Data extracted from a collection —
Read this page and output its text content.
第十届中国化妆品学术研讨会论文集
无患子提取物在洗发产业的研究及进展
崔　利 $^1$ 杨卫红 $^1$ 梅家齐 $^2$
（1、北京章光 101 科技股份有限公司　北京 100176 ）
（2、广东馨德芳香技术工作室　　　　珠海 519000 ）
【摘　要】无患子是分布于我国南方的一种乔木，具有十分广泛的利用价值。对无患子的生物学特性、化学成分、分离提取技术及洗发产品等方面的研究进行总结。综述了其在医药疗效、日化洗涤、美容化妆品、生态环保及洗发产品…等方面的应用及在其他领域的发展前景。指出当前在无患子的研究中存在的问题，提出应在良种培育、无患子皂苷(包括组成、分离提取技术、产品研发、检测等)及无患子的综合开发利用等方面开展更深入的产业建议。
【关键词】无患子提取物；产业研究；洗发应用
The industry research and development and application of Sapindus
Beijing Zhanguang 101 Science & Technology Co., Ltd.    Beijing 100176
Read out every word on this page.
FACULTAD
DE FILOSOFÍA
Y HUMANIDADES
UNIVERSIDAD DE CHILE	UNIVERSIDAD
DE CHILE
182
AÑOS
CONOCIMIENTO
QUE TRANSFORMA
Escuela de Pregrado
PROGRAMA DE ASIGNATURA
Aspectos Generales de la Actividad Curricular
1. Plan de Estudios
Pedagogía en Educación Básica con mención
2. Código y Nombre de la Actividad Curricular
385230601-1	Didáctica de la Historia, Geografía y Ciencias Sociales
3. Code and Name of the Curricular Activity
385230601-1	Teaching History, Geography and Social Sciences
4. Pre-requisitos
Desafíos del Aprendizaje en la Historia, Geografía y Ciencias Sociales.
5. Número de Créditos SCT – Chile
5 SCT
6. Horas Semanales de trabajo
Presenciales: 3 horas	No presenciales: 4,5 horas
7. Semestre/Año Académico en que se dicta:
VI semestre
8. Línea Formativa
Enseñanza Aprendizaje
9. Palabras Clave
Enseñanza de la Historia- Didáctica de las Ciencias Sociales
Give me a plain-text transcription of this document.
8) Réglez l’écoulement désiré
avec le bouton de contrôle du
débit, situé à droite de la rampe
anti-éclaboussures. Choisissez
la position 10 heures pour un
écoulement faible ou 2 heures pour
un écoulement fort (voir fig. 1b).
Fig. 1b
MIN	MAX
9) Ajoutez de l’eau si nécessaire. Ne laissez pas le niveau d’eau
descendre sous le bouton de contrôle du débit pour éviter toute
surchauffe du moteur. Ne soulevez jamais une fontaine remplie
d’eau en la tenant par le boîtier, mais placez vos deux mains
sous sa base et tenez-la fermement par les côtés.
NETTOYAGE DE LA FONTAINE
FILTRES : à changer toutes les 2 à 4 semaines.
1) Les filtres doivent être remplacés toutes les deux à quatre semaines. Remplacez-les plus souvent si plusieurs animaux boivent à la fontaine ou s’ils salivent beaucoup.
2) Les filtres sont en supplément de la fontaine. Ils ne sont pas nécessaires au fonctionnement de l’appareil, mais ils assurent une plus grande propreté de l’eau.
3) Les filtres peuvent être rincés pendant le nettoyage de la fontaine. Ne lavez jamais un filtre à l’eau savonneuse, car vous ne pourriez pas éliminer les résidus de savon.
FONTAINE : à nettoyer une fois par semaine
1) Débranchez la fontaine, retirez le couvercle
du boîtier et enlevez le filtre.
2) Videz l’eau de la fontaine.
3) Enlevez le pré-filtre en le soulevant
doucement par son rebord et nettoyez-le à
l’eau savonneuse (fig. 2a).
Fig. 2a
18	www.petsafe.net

GIVEN INSTRUCTION — Copy every line of the listing that contains the word "semaines".

THE COMPLETED TASK —
FILTRES : à changer toutes les 2 à 4 semaines.
1) Les filtres doivent être remplacés toutes les deux à quatre semaines. Remplacez-les plus souvent si plusieurs animaux boivent à la fontaine ou s’ils salivent beaucoup.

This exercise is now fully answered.